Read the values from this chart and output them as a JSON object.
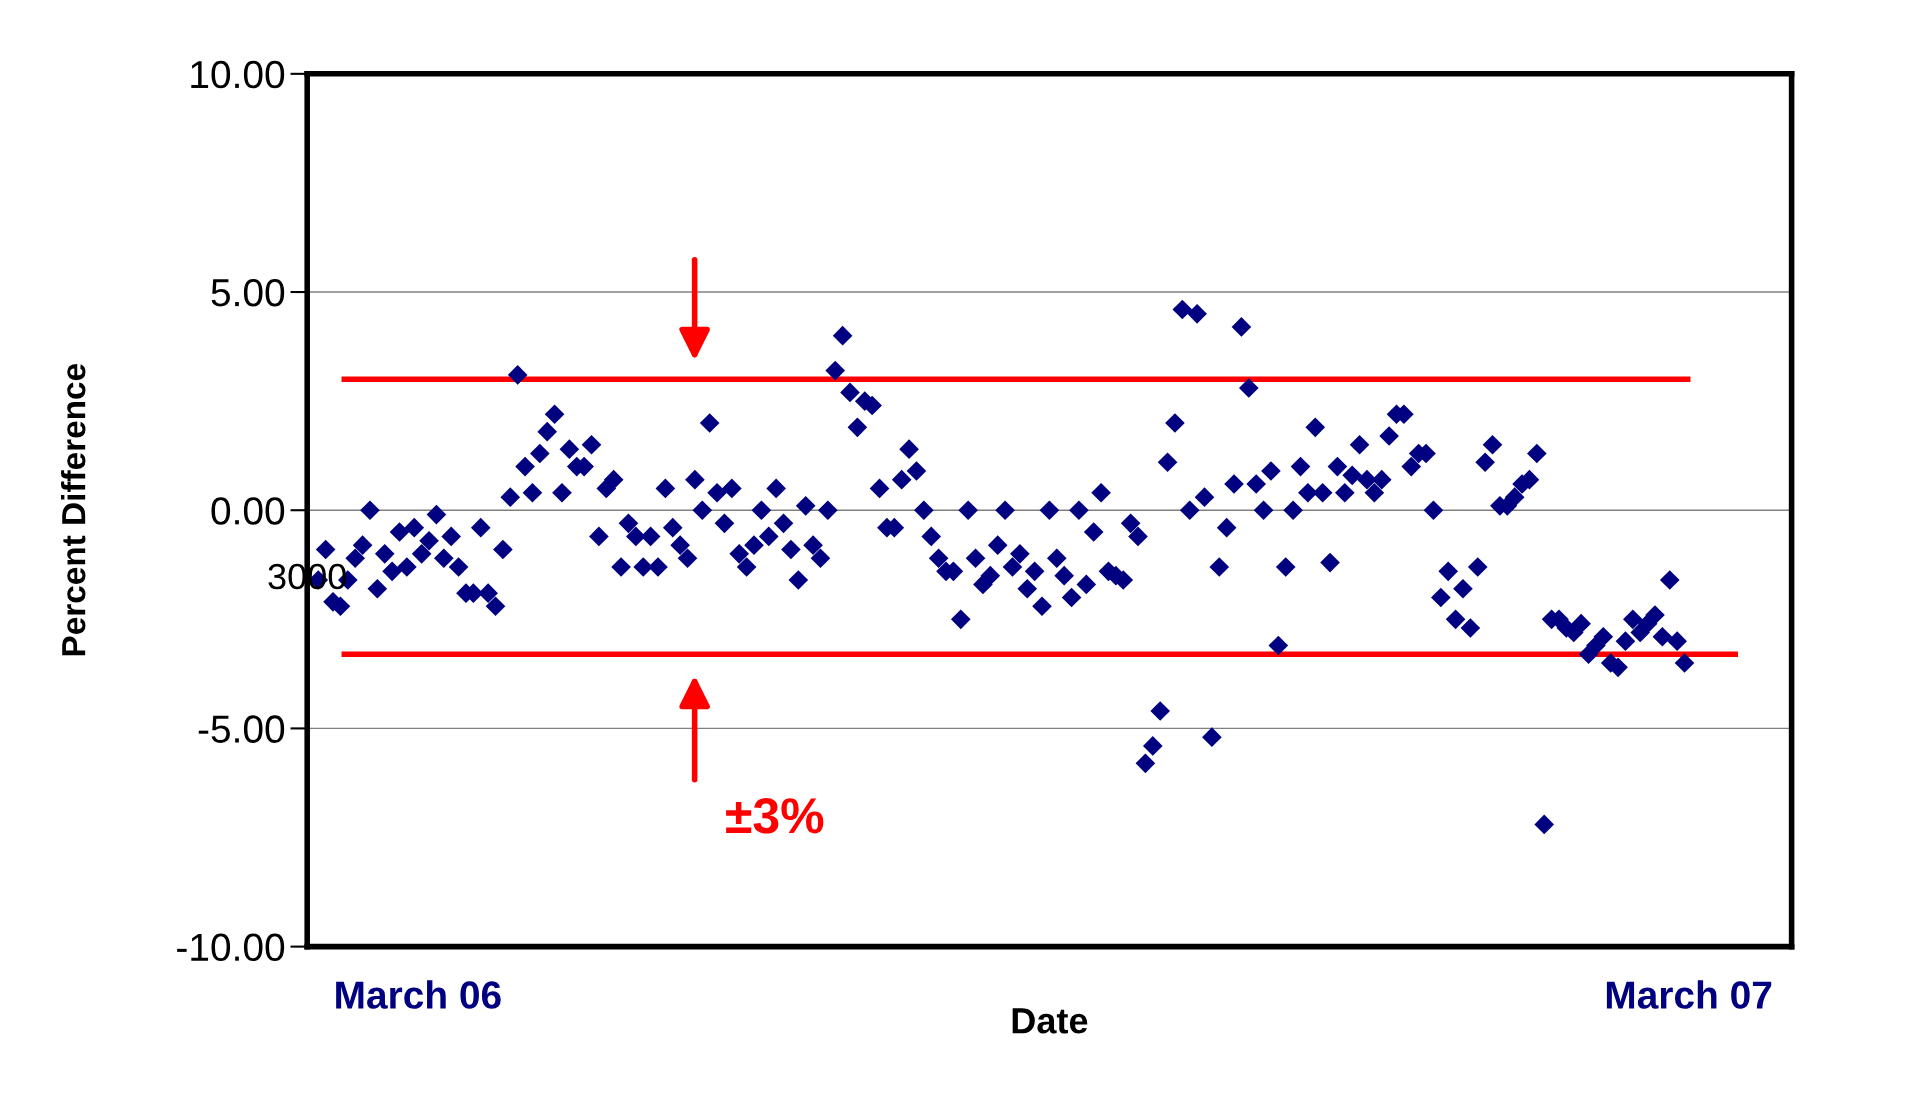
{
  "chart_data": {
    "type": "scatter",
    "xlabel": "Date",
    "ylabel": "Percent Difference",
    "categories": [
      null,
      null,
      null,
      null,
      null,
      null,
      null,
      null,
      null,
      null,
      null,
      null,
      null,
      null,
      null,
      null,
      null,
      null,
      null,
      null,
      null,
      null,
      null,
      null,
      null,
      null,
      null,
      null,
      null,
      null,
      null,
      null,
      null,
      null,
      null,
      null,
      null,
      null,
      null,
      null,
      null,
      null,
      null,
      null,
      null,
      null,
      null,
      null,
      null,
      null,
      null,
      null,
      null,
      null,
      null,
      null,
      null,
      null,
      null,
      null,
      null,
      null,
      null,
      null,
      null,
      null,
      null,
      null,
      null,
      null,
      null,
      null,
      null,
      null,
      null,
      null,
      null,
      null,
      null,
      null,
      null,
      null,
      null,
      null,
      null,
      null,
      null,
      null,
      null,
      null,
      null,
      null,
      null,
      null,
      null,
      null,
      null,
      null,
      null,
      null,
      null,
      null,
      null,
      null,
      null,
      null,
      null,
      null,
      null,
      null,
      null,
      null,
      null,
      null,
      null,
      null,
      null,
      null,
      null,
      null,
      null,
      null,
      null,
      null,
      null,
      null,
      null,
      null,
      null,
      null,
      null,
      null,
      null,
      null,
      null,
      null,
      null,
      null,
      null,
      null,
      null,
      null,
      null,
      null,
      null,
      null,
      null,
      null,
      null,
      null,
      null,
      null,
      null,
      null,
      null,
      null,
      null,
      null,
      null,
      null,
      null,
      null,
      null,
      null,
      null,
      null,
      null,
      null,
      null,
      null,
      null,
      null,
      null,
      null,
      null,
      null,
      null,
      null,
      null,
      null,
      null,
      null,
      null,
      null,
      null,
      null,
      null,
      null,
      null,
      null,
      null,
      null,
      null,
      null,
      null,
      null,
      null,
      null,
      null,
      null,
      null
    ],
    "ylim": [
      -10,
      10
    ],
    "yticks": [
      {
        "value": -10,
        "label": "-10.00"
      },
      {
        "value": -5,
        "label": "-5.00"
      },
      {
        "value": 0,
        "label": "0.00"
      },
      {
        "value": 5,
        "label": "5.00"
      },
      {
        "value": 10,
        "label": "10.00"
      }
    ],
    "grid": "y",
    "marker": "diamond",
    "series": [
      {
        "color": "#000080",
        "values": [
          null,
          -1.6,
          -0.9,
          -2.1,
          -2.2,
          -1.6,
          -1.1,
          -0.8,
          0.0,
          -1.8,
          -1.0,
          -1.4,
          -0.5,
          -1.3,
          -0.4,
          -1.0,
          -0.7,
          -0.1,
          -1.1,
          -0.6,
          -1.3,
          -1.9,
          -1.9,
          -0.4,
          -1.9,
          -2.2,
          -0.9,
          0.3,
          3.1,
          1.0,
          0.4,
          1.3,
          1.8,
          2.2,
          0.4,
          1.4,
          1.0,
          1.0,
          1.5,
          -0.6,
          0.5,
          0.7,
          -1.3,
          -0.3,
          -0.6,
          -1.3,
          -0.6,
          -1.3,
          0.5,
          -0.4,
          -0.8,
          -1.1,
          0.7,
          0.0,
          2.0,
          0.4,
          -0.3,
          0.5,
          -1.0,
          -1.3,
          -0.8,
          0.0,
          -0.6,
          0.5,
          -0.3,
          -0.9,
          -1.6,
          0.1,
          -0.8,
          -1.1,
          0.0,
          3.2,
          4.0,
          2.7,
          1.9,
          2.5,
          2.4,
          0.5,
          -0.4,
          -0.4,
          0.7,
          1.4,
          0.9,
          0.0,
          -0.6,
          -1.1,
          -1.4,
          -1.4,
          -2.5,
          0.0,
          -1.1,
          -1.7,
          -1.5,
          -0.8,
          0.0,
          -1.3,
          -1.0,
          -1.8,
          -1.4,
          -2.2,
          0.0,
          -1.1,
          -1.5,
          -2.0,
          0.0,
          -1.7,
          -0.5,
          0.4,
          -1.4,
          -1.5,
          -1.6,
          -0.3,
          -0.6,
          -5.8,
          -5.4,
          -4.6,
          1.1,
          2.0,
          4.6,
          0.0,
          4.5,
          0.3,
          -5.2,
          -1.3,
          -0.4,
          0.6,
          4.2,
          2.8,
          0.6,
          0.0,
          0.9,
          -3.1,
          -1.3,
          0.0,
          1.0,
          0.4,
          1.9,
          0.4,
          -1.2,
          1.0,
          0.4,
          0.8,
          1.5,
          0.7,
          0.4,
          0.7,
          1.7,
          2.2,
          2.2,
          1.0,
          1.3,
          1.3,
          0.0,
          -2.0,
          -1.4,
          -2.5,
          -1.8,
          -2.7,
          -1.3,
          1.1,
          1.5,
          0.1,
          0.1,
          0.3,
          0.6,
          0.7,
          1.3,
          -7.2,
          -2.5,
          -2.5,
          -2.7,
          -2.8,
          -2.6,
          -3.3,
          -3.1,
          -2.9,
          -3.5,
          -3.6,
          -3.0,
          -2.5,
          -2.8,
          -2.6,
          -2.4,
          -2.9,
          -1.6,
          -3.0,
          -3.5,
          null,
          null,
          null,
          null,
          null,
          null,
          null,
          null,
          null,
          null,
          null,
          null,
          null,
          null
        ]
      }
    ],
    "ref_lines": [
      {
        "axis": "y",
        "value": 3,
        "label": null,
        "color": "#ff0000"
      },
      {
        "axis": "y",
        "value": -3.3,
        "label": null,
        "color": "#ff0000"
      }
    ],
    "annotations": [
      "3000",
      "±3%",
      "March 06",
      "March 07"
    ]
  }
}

※

→ GOAL OF THE EXERCISE
Each line that has the word "values" should be copied.

→ EXERCISE RESULT
Read the values from this chart and output them as a JSON object.
        "values": [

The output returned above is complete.